**SET EXERCISE**
Update the records below, replacing every "components" with "items" and keeping everything else unchanged. Omit the pictures from your answer.

[Boxed element entries]
────────────────────
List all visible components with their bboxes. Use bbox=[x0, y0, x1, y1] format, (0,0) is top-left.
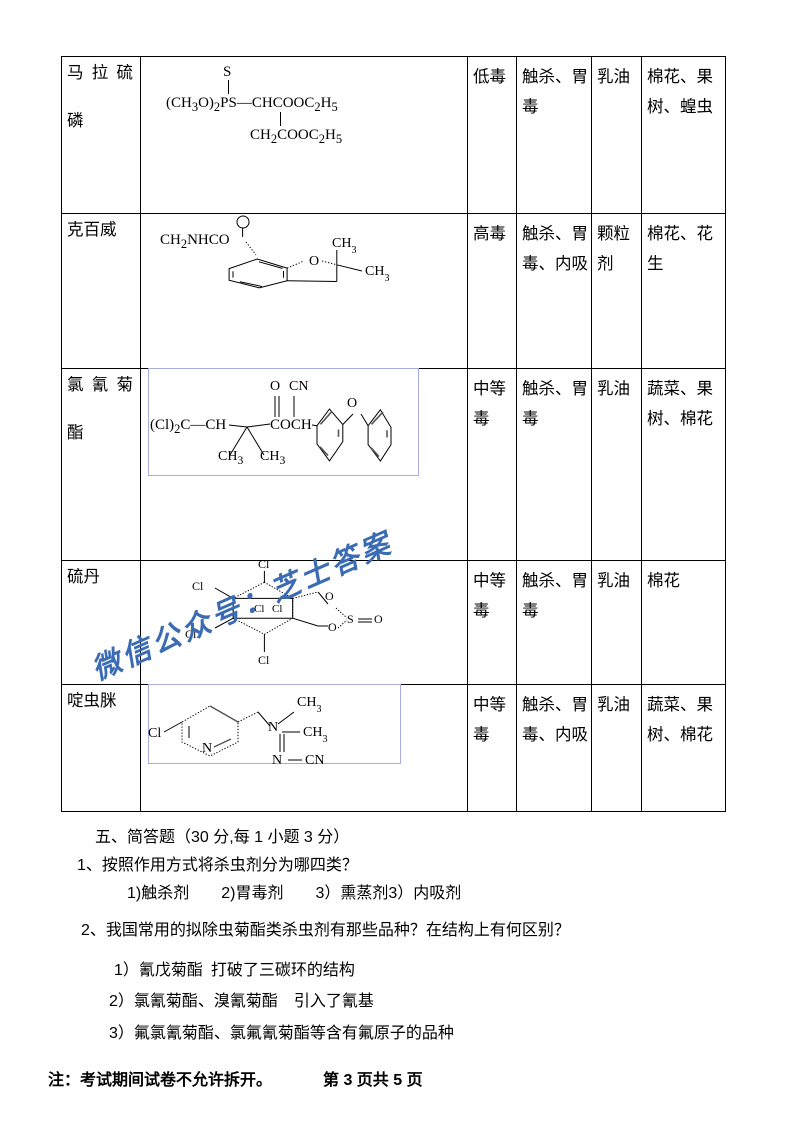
svg-text:O: O bbox=[328, 620, 337, 634]
svg-text:N: N bbox=[202, 741, 212, 756]
svg-text:Cl: Cl bbox=[148, 726, 161, 741]
svg-text:S: S bbox=[347, 612, 354, 626]
svg-text:Cl: Cl bbox=[192, 579, 204, 593]
svg-text:CH3: CH3 bbox=[365, 264, 389, 284]
svg-text:O: O bbox=[309, 254, 319, 269]
svg-text:Cl: Cl bbox=[258, 653, 270, 667]
svg-text:CN: CN bbox=[305, 753, 324, 768]
svg-text:N: N bbox=[272, 753, 282, 768]
svg-text:N: N bbox=[268, 720, 278, 735]
svg-text:CH3: CH3 bbox=[332, 236, 356, 256]
svg-text:CH3: CH3 bbox=[297, 695, 321, 715]
svg-text:O: O bbox=[374, 612, 383, 626]
svg-text:O: O bbox=[347, 396, 357, 411]
svg-text:CH3: CH3 bbox=[303, 725, 327, 745]
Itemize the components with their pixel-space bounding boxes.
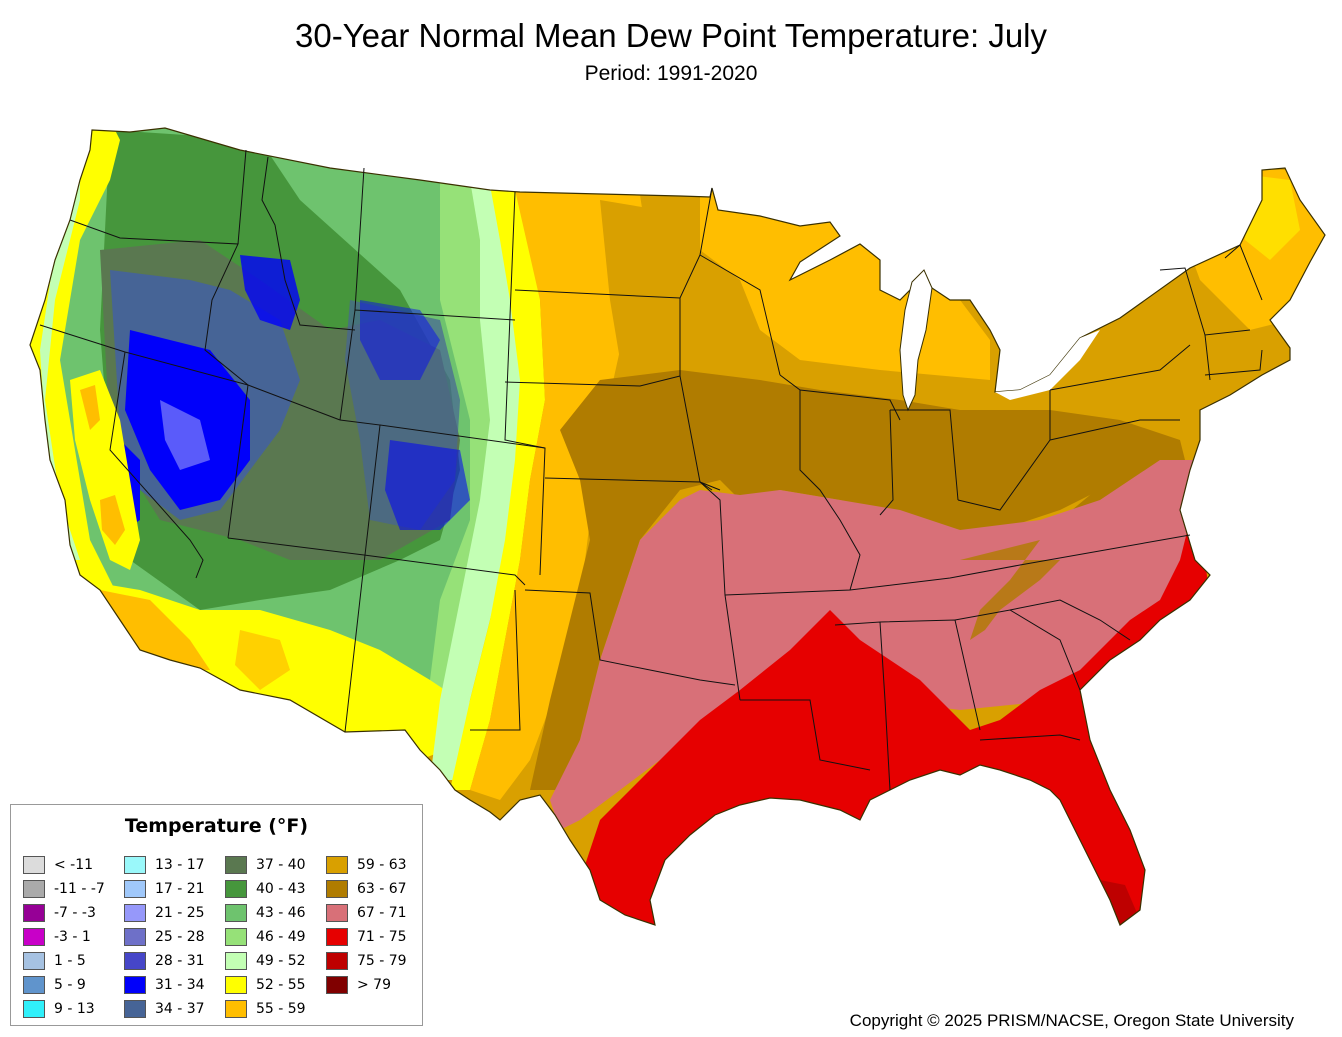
────────────────────
**CORRECT RESPONSE**
List all visible items with their bboxes. Use bbox=[x0, y0, x1, y1] format, (0,0) is top-left.
svg-text:O: O bbox=[328, 620, 337, 634]
svg-text:N: N bbox=[202, 741, 212, 756]
svg-text:Cl: Cl bbox=[148, 726, 161, 741]
svg-text:S: S bbox=[347, 612, 354, 626]
svg-text:Cl: Cl bbox=[192, 579, 204, 593]
svg-text:CH3: CH3 bbox=[365, 264, 389, 284]
svg-text:O: O bbox=[309, 254, 319, 269]
svg-text:Cl: Cl bbox=[258, 653, 270, 667]
svg-text:CN: CN bbox=[305, 753, 324, 768]
svg-text:N: N bbox=[272, 753, 282, 768]
svg-text:N: N bbox=[268, 720, 278, 735]
svg-text:CH3: CH3 bbox=[332, 236, 356, 256]
svg-text:CH3: CH3 bbox=[297, 695, 321, 715]
svg-text:O: O bbox=[374, 612, 383, 626]
svg-text:O: O bbox=[347, 396, 357, 411]
svg-text:CH3: CH3 bbox=[303, 725, 327, 745]
Itemize the items with their pixel-space bounding boxes.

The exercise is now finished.